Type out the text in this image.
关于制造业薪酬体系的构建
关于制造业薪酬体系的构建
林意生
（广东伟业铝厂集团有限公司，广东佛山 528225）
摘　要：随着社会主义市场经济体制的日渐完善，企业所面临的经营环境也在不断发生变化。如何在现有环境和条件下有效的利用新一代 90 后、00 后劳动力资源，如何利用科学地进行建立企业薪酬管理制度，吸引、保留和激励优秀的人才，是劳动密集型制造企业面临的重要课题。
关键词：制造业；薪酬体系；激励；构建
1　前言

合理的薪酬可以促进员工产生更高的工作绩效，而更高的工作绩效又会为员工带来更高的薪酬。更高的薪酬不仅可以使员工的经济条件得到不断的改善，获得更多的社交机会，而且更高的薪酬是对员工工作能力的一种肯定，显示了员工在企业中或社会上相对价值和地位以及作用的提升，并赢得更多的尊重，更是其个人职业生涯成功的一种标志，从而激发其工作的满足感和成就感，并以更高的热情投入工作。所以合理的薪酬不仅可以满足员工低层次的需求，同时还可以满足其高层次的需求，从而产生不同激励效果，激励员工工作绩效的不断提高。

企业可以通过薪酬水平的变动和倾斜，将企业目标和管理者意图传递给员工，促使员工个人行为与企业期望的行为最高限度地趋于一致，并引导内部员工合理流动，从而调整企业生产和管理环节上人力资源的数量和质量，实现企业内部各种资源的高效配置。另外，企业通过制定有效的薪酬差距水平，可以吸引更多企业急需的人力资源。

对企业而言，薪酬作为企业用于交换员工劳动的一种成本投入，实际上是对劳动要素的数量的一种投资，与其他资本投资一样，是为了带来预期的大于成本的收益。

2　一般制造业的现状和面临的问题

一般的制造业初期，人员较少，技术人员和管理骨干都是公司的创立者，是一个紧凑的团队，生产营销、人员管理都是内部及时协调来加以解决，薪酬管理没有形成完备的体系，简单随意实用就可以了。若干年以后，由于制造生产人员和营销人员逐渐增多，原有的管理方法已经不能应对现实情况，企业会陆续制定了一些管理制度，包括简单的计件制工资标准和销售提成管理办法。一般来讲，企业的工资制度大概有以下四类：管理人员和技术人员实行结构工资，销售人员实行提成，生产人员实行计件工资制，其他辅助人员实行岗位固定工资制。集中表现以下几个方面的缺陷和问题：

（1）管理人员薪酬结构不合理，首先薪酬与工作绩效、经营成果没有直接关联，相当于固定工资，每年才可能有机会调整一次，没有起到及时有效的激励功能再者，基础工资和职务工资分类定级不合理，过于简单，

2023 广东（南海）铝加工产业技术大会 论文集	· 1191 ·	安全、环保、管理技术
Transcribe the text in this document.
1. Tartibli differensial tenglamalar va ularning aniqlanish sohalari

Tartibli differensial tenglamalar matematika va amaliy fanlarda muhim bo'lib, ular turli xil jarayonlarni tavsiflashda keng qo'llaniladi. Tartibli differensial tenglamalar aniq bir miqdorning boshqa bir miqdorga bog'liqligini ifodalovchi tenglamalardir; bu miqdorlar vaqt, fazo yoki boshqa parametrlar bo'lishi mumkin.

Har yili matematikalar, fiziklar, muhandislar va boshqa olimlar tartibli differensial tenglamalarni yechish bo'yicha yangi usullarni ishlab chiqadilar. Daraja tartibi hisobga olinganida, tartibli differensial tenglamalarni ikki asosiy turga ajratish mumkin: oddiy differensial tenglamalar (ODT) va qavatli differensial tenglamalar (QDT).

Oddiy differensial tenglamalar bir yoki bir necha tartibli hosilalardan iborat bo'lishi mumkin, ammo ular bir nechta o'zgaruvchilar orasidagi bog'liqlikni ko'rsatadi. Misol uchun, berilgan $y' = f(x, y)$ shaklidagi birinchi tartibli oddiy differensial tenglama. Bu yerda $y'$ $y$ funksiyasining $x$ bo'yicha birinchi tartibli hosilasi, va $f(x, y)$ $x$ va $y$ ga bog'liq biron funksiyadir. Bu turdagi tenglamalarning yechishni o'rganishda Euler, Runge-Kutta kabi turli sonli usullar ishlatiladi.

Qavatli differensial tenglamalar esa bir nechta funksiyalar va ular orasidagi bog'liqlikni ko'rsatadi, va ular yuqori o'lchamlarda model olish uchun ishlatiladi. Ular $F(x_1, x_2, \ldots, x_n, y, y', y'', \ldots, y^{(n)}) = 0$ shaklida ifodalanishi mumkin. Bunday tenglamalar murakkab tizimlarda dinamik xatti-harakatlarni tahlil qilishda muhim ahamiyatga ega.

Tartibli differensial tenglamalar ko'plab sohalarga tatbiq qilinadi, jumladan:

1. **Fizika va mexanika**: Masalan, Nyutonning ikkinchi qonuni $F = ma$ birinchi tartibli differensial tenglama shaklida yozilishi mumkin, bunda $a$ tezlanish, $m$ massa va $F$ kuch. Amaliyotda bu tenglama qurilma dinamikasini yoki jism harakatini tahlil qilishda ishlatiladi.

### Requirements
Return every record, word for word.

### Written reply
Type out the text in this image.
关于制造业薪酬体系的构建
关于制造业薪酬体系的构建
林意生
（广东伟业铝厂集团有限公司，广东佛山 528225）
摘　要：随着社会主义市场经济体制的日渐完善，企业所面临的经营环境也在不断发生变化。如何在现有环境和条件下有效的利用新一代 90 后、00 后劳动力资源，如何利用科学地进行建立企业薪酬管理制度，吸引、保留和激励优秀的人才，是劳动密集型制造企业面临的重要课题。
关键词：制造业；薪酬体系；激励；构建
1　前言

合理的薪酬可以促进员工产生更高的工作绩效，而更高的工作绩效又会为员工带来更高的薪酬。更高的薪酬不仅可以使员工的经济条件得到不断的改善，获得更多的社交机会，而且更高的薪酬是对员工工作能力的一种肯定，显示了员工在企业中或社会上相对价值和地位以及作用的提升，并赢得更多的尊重，更是其个人职业生涯成功的一种标志，从而激发其工作的满足感和成就感，并以更高的热情投入工作。所以合理的薪酬不仅可以满足员工低层次的需求，同时还可以满足其高层次的需求，从而产生不同激励效果，激励员工工作绩效的不断提高。

企业可以通过薪酬水平的变动和倾斜，将企业目标和管理者意图传递给员工，促使员工个人行为与企业期望的行为最高限度地趋于一致，并引导内部员工合理流动，从而调整企业生产和管理环节上人力资源的数量和质量，实现企业内部各种资源的高效配置。另外，企业通过制定有效的薪酬差距水平，可以吸引更多企业急需的人力资源。

对企业而言，薪酬作为企业用于交换员工劳动的一种成本投入，实际上是对劳动要素的数量的一种投资，与其他资本投资一样，是为了带来预期的大于成本的收益。

2　一般制造业的现状和面临的问题

一般的制造业初期，人员较少，技术人员和管理骨干都是公司的创立者，是一个紧凑的团队，生产营销、人员管理都是内部及时协调来加以解决，薪酬管理没有形成完备的体系，简单随意实用就可以了。若干年以后，由于制造生产人员和营销人员逐渐增多，原有的管理方法已经不能应对现实情况，企业会陆续制定了一些管理制度，包括简单的计件制工资标准和销售提成管理办法。一般来讲，企业的工资制度大概有以下四类：管理人员和技术人员实行结构工资，销售人员实行提成，生产人员实行计件工资制，其他辅助人员实行岗位固定工资制。集中表现以下几个方面的缺陷和问题：

（1）管理人员薪酬结构不合理，首先薪酬与工作绩效、经营成果没有直接关联，相当于固定工资，每年才可能有机会调整一次，没有起到及时有效的激励功能再者，基础工资和职务工资分类定级不合理，过于简单，

2023 广东（南海）铝加工产业技术大会 论文集	· 1191 ·	安全、环保、管理技术
Transcribe the text in this document.
1. Tartibli differensial tenglamalar va ularning aniqlanish sohalari

Tartibli differensial tenglamalar matematika va amaliy fanlarda muhim bo'lib, ular turli xil jarayonlarni tavsiflashda keng qo'llaniladi. Tartibli differensial tenglamalar aniq bir miqdorning boshqa bir miqdorga bog'liqligini ifodalovchi tenglamalardir; bu miqdorlar vaqt, fazo yoki boshqa parametrlar bo'lishi mumkin.

Har yili matematikalar, fiziklar, muhandislar va boshqa olimlar tartibli differensial tenglamalarni yechish bo'yicha yangi usullarni ishlab chiqadilar. Daraja tartibi hisobga olinganida, tartibli differensial tenglamalarni ikki asosiy turga ajratish mumkin: oddiy differensial tenglamalar (ODT) va qavatli differensial tenglamalar (QDT).

Oddiy differensial tenglamalar bir yoki bir necha tartibli hosilalardan iborat bo'lishi mumkin, ammo ular bir nechta o'zgaruvchilar orasidagi bog'liqlikni ko'rsatadi. Misol uchun, berilgan $y' = f(x, y)$ shaklidagi birinchi tartibli oddiy differensial tenglama. Bu yerda $y'$ $y$ funksiyasining $x$ bo'yicha birinchi tartibli hosilasi, va $f(x, y)$ $x$ va $y$ ga bog'liq biron funksiyadir. Bu turdagi tenglamalarning yechishni o'rganishda Euler, Runge-Kutta kabi turli sonli usullar ishlatiladi.

Qavatli differensial tenglamalar esa bir nechta funksiyalar va ular orasidagi bog'liqlikni ko'rsatadi, va ular yuqori o'lchamlarda model olish uchun ishlatiladi. Ular $F(x_1, x_2, \ldots, x_n, y, y', y'', \ldots, y^{(n)}) = 0$ shaklida ifodalanishi mumkin. Bunday tenglamalar murakkab tizimlarda dinamik xatti-harakatlarni tahlil qilishda muhim ahamiyatga ega.

Tartibli differensial tenglamalar ko'plab sohalarga tatbiq qilinadi, jumladan:

1. **Fizika va mexanika**: Masalan, Nyutonning ikkinchi qonuni $F = ma$ birinchi tartibli differensial tenglama shaklida yozilishi mumkin, bunda $a$ tezlanish, $m$ massa va $F$ kuch. Amaliyotda bu tenglama qurilma dinamikasini yoki jism harakatini tahlil qilishda ishlatiladi.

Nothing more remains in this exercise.